▸ DATA IN THIS EXERCISE
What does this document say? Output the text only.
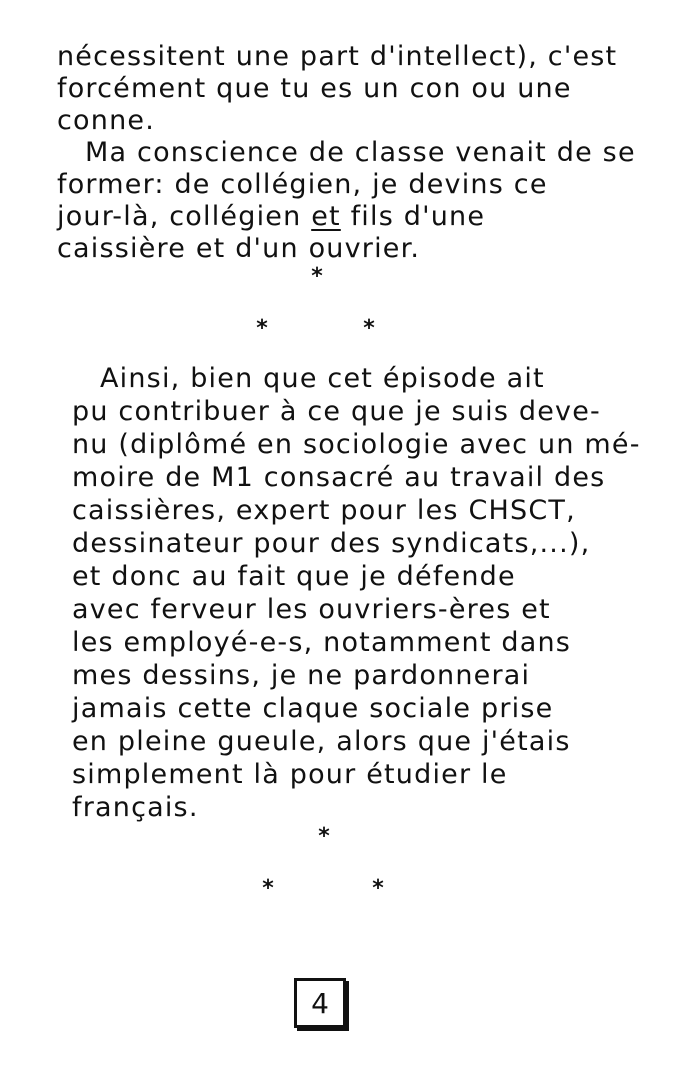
nécessitent une part d'intellect), c'est
forcément que tu es un con ou une
conne.
Ma conscience de classe venait de se
former: de collégien, je devins ce
jour-là, collégien et fils d'une
caissière et d'un ouvrier.
*
*	*
Ainsi, bien que cet épisode ait
pu contribuer à ce que je suis deve-
nu (diplômé en sociologie avec un mé-
moire de M1 consacré au travail des
caissières, expert pour les CHSCT,
dessinateur pour des syndicats,...),
et donc au fait que je défende
avec ferveur les ouvriers-ères et
les employé-e-s, notamment dans
mes dessins, je ne pardonnerai
jamais cette claque sociale prise
en pleine gueule, alors que j'étais
simplement là pour étudier le
français.
*
*	*
4
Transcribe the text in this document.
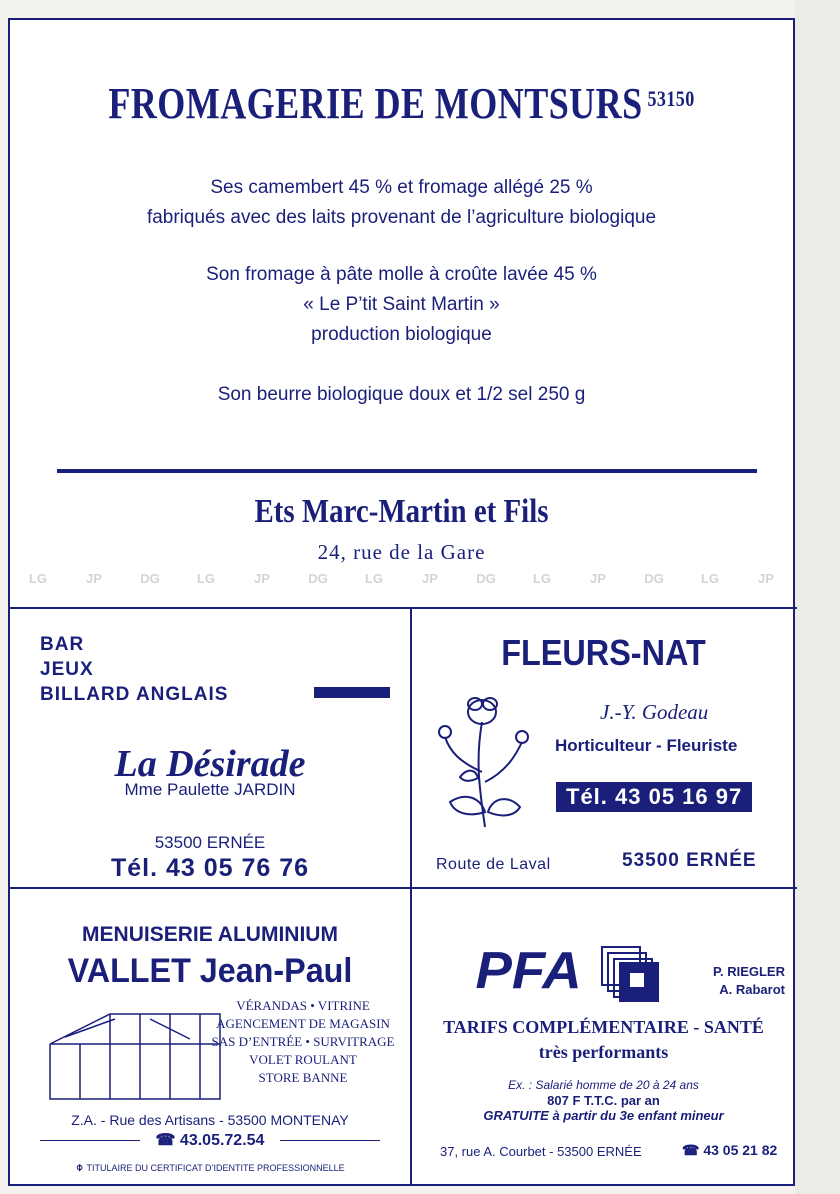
FROMAGERIE DE MONTSURS $^{53150}$
Ses camembert 45 % et fromage allégé 25 %
fabriqués avec des laits provenant de l’agriculture biologique
Son fromage à pâte molle à croûte lavée 45 %
« Le P’tit Saint Martin »
production biologique
Son beurre biologique doux et 1/2 sel 250 g
Ets Marc-Martin et Fils
24, rue de la Gare
LG	JP	DG	LG	JP	DG	LG	JP	DG	LG	JP	DG	LG	JP
BAR
JEUX
BILLARD ANGLAIS
La Désirade
Mme Paulette JARDIN
53500 ERNÉE
Tél. 43 05 76 76
FLEURS-NAT
J.-Y. Godeau
Horticulteur - Fleuriste
Tél. 43 05 16 97
Route de Laval	53500 ERNÉE
MENUISERIE ALUMINIUM
VALLET Jean-Paul
VÉRANDAS • VITRINE
AGENCEMENT DE MAGASIN
SAS D’ENTRÉE • SURVITRAGE
VOLET ROULANT
STORE BANNE
Z.A. - Rue des Artisans - 53500 MONTENAY
☎ 43.05.72.54
⌽ TITULAIRE DU CERTIFICAT D’IDENTITE PROFESSIONNELLE
PFA	P. RIEGLER
A. Rabarot
TARIFS COMPLÉMENTAIRE - SANTÉ
très performants
Ex. : Salarié homme de 20 à 24 ans
807 F T.T.C. par an
GRATUITE à partir du 3e enfant mineur
37, rue A. Courbet - 53500 ERNÉE	☎ 43 05 21 82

▸ WRITTEN REQUEST
Using the listing above, list every line in which the string "collégien" occurs.

▸ SOLUTION TO THE PROBLEM
former: de collégien, je devins ce
jour-là, collégien et fils d'une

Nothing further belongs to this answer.